** BEGIN Source data **
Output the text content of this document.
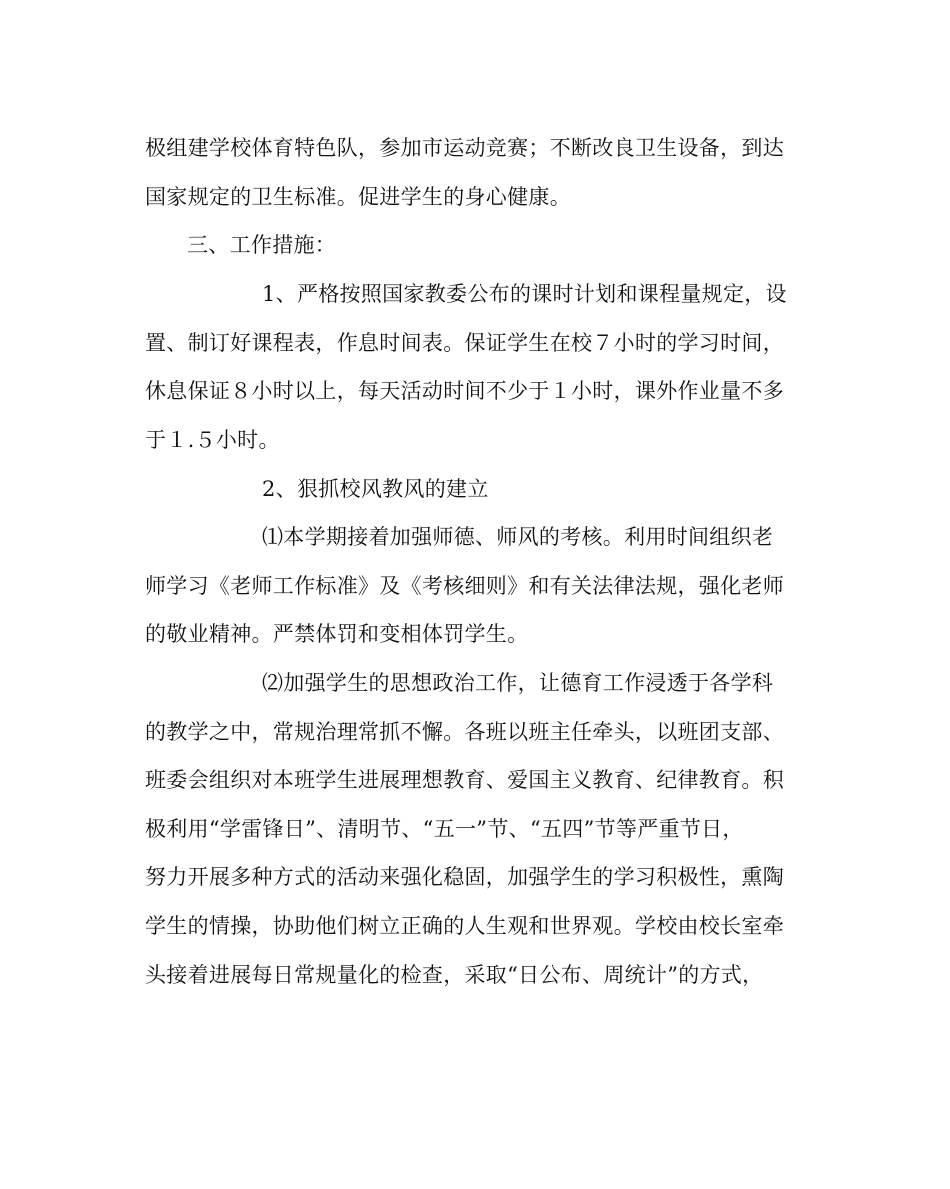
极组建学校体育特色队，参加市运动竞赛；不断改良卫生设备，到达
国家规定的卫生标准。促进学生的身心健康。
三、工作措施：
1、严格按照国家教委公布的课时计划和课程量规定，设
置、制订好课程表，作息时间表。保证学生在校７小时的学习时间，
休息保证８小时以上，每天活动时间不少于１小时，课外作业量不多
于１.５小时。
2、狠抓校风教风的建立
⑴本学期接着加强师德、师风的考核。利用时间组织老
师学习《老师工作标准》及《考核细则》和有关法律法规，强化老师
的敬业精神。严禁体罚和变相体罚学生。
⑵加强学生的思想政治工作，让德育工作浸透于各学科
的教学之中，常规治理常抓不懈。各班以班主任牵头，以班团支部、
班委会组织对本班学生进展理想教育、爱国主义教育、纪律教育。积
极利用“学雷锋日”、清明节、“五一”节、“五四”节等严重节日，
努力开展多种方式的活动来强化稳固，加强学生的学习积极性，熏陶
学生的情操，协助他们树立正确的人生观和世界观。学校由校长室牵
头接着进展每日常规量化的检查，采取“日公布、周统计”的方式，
** END Source data **
** BEGIN Source data **
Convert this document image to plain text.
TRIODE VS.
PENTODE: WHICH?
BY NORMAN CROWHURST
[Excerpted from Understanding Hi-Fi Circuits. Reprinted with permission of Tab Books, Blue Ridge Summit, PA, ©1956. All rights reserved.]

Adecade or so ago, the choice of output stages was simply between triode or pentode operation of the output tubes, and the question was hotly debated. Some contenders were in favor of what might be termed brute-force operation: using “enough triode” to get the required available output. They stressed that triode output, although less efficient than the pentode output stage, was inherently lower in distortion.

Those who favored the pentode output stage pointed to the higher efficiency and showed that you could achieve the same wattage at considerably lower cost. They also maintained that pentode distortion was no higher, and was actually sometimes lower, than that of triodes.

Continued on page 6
** END Source data **
Short task
Pull out each line holding the string "stage".

Expected answer
Adecade or so ago, the choice of output stages was simply between triode or pentode operation of the output tubes, and the question was hotly debated. Some contenders were in favor of what might be termed brute-force operation: using “enough triode” to get the required available output. They stressed that triode output, although less efficient than the pentode output stage, was inherently lower in distortion.
Those who favored the pentode output stage pointed to the higher efficiency and showed that you could achieve the same wattage at considerably lower cost. They also maintained that pentode distortion was no higher, and was actually sometimes lower, than that of triodes.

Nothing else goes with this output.